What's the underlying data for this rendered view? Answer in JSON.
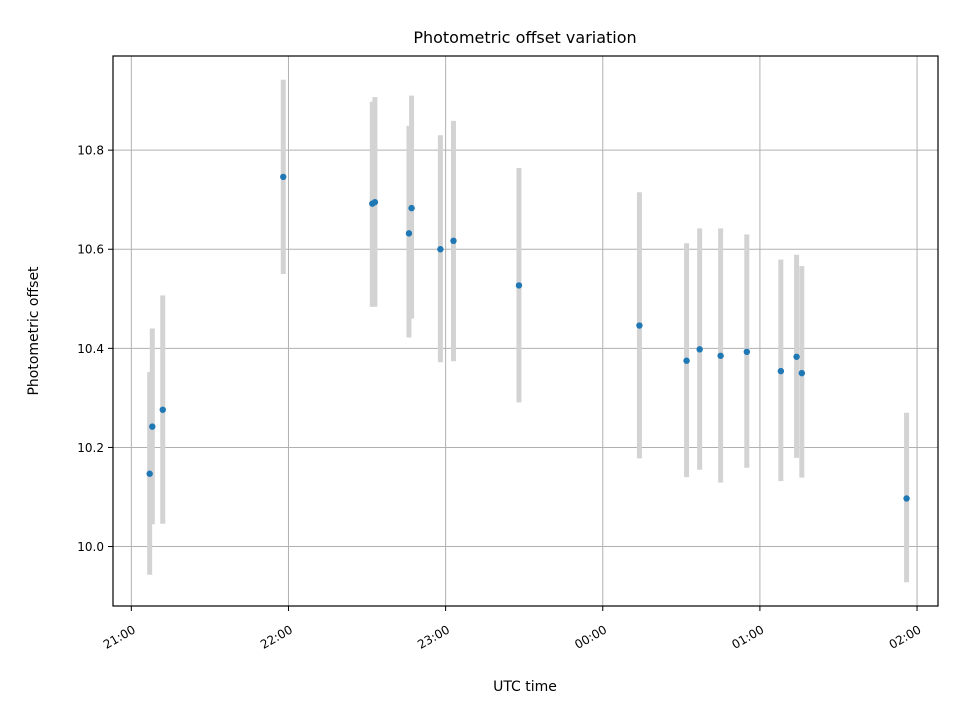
{
  "chart_data": {
    "type": "scatter",
    "title": "Photometric offset variation",
    "xlabel": "UTC time",
    "ylabel": "Photometric offset",
    "x_ticks": [
      "21:00",
      "22:00",
      "23:00",
      "00:00",
      "01:00",
      "02:00"
    ],
    "y_ticks": [
      "10.0",
      "10.2",
      "10.4",
      "10.6",
      "10.8"
    ],
    "xlim": [
      "20:53",
      "02:08"
    ],
    "ylim": [
      9.88,
      10.99
    ],
    "grid": true,
    "point_color": "#1f77b4",
    "errorbar_color": "#d3d3d3",
    "series": [
      {
        "points": [
          {
            "x": "21:07",
            "y": 10.147,
            "err_low": 9.943,
            "err_high": 10.352
          },
          {
            "x": "21:08",
            "y": 10.242,
            "err_low": 10.045,
            "err_high": 10.44
          },
          {
            "x": "21:12",
            "y": 10.276,
            "err_low": 10.046,
            "err_high": 10.507
          },
          {
            "x": "21:58",
            "y": 10.746,
            "err_low": 10.55,
            "err_high": 10.942
          },
          {
            "x": "22:32",
            "y": 10.692,
            "err_low": 10.484,
            "err_high": 10.898
          },
          {
            "x": "22:33",
            "y": 10.695,
            "err_low": 10.484,
            "err_high": 10.907
          },
          {
            "x": "22:46",
            "y": 10.632,
            "err_low": 10.422,
            "err_high": 10.849
          },
          {
            "x": "22:47",
            "y": 10.683,
            "err_low": 10.46,
            "err_high": 10.91
          },
          {
            "x": "22:58",
            "y": 10.6,
            "err_low": 10.372,
            "err_high": 10.83
          },
          {
            "x": "23:03",
            "y": 10.617,
            "err_low": 10.374,
            "err_high": 10.859
          },
          {
            "x": "23:28",
            "y": 10.527,
            "err_low": 10.291,
            "err_high": 10.764
          },
          {
            "x": "00:14",
            "y": 10.446,
            "err_low": 10.178,
            "err_high": 10.715
          },
          {
            "x": "00:32",
            "y": 10.375,
            "err_low": 10.14,
            "err_high": 10.612
          },
          {
            "x": "00:37",
            "y": 10.398,
            "err_low": 10.155,
            "err_high": 10.642
          },
          {
            "x": "00:45",
            "y": 10.385,
            "err_low": 10.129,
            "err_high": 10.642
          },
          {
            "x": "00:55",
            "y": 10.393,
            "err_low": 10.159,
            "err_high": 10.63
          },
          {
            "x": "01:08",
            "y": 10.354,
            "err_low": 10.132,
            "err_high": 10.579
          },
          {
            "x": "01:14",
            "y": 10.383,
            "err_low": 10.179,
            "err_high": 10.589
          },
          {
            "x": "01:16",
            "y": 10.35,
            "err_low": 10.139,
            "err_high": 10.566
          },
          {
            "x": "01:56",
            "y": 10.097,
            "err_low": 9.928,
            "err_high": 10.27
          }
        ]
      }
    ]
  }
}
+ + + + + + +
Direction ::
Check each line of the entries above, and show every one holding the word "Photometric".

Answer to the problem ::
    "title": "Photometric offset variation",
    "ylabel": "Photometric offset",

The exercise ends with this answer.